**Task to complete**
Please copy the rows from their first line through the line containing "hour-numeral: 06 (171, 712, 197, 738)", substituting "hour-label" for every "hour-numeral" and leaving everything else unchanged.

▼

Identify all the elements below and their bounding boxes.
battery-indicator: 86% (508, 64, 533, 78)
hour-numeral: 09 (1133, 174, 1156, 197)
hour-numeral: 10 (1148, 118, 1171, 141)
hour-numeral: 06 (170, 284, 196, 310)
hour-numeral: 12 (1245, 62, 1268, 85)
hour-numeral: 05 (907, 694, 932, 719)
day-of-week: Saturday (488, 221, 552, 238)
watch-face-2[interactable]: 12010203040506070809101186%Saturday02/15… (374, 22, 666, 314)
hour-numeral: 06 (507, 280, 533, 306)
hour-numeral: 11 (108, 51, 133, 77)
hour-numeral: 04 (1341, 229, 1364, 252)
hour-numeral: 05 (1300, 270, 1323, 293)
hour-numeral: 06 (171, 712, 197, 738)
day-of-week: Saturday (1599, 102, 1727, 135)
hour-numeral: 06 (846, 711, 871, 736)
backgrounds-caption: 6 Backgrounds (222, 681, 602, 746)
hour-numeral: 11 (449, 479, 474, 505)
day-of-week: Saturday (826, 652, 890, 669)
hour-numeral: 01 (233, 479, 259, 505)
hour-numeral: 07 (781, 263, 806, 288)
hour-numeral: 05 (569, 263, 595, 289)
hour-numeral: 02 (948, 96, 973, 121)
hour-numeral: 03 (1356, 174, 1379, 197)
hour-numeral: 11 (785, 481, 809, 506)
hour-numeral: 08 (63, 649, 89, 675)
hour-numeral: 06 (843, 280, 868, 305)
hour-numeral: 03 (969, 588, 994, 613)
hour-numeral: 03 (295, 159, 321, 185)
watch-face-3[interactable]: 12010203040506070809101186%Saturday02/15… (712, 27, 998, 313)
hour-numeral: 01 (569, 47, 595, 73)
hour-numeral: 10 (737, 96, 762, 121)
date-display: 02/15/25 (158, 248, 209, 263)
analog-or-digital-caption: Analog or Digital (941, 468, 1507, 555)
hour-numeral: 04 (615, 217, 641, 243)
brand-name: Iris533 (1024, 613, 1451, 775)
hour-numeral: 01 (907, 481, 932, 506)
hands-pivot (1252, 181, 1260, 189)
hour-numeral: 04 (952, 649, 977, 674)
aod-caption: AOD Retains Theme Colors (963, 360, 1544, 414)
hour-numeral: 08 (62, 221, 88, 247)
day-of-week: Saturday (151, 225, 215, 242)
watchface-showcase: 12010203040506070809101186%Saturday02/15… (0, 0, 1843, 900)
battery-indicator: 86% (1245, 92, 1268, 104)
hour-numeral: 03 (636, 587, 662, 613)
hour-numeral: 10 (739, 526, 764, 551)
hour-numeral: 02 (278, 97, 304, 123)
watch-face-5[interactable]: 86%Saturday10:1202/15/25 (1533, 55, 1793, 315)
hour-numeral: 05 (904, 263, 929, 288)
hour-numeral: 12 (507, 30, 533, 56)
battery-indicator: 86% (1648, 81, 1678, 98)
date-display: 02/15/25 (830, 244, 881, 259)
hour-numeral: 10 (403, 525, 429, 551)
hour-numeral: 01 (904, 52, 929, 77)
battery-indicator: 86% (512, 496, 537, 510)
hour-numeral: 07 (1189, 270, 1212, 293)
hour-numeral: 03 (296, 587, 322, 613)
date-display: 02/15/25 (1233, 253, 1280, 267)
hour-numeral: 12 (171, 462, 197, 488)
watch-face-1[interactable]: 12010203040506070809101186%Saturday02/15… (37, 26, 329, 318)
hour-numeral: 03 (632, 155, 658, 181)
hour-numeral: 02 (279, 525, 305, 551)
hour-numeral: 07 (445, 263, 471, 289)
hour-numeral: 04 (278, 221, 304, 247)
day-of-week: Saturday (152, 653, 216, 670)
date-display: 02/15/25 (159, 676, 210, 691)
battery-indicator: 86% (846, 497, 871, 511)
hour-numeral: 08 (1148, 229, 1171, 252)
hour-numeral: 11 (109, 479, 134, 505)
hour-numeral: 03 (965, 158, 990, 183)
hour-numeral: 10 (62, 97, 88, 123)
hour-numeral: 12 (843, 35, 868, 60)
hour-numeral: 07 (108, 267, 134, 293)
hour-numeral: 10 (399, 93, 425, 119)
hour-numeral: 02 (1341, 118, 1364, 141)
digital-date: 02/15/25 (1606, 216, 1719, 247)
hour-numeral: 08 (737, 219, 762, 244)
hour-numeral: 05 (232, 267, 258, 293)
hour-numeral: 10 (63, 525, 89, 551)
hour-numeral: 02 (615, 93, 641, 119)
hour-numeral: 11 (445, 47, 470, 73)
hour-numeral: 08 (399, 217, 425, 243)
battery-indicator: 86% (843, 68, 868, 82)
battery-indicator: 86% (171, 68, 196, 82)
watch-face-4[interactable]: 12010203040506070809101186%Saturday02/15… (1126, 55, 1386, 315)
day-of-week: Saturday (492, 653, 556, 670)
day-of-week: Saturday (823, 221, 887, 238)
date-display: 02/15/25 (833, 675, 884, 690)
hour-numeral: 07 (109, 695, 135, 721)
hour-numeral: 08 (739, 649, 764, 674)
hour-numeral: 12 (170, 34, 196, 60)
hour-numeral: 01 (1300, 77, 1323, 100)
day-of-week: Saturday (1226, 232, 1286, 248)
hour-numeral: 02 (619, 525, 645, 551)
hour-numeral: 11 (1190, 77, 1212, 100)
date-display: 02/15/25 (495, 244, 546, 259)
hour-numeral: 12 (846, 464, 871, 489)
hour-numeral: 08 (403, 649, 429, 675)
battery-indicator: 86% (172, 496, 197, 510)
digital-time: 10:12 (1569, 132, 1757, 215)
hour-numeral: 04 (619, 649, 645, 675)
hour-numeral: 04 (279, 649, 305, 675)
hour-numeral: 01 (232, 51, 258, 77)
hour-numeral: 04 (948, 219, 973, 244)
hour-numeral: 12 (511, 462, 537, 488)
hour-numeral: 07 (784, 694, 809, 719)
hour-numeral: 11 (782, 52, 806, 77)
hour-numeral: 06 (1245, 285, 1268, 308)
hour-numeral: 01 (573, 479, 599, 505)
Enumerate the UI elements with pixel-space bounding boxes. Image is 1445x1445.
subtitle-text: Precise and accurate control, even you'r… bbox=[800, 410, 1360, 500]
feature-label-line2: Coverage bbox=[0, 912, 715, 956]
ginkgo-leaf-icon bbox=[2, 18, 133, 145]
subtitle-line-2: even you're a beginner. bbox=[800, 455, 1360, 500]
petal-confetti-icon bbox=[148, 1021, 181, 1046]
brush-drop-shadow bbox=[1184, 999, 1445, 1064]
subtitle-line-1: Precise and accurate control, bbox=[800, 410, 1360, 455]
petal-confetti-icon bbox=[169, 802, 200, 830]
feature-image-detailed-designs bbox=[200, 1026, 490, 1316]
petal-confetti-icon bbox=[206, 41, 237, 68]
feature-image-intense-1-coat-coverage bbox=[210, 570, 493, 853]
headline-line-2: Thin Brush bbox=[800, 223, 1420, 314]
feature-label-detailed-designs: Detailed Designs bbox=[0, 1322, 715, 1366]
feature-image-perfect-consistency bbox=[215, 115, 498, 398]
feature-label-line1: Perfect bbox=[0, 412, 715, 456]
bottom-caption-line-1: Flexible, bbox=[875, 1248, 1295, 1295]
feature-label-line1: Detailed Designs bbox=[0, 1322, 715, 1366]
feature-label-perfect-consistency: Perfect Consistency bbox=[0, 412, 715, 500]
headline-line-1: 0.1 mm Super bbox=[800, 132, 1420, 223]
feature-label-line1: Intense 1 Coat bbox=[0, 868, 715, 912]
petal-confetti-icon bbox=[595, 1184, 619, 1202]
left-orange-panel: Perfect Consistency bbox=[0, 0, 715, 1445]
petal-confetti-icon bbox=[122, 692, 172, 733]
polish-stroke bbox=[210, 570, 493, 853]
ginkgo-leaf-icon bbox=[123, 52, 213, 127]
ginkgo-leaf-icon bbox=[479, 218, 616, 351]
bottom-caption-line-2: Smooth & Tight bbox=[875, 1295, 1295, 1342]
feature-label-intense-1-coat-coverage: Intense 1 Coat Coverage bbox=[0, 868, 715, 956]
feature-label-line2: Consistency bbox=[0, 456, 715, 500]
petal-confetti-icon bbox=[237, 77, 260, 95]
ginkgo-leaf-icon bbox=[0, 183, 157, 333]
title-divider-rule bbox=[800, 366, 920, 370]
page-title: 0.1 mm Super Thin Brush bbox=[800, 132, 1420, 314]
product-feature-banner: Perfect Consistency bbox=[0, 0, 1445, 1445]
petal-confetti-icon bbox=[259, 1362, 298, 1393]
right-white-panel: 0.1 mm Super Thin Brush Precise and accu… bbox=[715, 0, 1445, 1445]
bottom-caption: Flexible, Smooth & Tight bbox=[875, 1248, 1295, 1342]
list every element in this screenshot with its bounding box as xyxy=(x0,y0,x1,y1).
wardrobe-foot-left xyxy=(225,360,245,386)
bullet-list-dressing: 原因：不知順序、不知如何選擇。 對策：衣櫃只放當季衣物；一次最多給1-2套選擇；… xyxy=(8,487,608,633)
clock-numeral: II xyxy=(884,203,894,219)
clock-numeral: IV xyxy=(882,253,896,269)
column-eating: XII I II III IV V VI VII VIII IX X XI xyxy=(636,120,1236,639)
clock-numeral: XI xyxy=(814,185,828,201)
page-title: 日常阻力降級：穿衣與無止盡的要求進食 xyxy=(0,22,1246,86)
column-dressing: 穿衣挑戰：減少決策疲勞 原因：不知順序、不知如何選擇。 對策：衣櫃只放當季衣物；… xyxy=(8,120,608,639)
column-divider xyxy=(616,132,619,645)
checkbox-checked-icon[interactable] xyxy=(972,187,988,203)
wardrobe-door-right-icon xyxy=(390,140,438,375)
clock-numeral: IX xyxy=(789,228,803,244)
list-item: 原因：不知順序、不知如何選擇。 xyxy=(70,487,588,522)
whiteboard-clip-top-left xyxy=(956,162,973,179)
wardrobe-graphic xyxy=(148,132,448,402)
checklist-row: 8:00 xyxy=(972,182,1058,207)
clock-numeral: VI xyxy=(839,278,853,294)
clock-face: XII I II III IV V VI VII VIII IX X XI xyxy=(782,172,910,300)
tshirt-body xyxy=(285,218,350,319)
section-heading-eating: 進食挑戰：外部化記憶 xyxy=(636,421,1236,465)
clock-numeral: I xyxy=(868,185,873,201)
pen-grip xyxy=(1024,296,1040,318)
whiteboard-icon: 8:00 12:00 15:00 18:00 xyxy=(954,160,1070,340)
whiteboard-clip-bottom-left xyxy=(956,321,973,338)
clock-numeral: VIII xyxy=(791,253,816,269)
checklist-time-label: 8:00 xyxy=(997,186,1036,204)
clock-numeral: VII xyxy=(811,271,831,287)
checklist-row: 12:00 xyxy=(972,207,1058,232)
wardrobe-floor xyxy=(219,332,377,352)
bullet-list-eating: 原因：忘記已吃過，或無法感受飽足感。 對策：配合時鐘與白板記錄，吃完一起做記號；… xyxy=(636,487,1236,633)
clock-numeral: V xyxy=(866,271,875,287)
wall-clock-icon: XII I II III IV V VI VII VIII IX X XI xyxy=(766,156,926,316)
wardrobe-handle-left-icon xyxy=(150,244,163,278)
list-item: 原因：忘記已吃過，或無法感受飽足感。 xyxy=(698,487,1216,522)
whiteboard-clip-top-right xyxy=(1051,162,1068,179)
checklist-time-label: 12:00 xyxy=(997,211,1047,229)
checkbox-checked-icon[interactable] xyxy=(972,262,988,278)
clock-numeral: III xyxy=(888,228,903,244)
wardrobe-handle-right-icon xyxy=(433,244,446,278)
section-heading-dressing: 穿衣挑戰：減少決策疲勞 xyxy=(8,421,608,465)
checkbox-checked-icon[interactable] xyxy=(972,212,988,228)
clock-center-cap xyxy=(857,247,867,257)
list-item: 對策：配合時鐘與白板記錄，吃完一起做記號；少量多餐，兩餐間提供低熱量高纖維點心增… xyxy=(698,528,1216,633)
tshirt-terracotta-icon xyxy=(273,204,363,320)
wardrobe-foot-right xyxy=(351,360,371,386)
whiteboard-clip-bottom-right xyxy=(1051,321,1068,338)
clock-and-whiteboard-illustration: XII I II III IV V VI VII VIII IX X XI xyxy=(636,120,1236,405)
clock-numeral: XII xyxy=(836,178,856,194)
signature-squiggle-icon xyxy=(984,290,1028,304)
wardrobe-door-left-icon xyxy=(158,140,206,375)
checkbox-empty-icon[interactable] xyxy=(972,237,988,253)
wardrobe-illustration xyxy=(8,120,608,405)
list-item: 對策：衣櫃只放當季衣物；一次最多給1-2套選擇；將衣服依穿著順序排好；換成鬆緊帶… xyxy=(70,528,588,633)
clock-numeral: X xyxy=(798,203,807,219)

▲

**Finished task**
Identify all the elements below and their bounding boxes.
battery-indicator: 86% (508, 64, 533, 78)
hour-label: 09 (1133, 174, 1156, 197)
hour-label: 10 (1148, 118, 1171, 141)
hour-label: 06 (170, 284, 196, 310)
hour-label: 12 (1245, 62, 1268, 85)
hour-label: 05 (907, 694, 932, 719)
day-of-week: Saturday (488, 221, 552, 238)
watch-face-2[interactable]: 12010203040506070809101186%Saturday02/15… (374, 22, 666, 314)
hour-label: 06 (507, 280, 533, 306)
hour-label: 11 (108, 51, 133, 77)
hour-label: 04 (1341, 229, 1364, 252)
hour-label: 05 (1300, 270, 1323, 293)
hour-label: 06 (171, 712, 197, 738)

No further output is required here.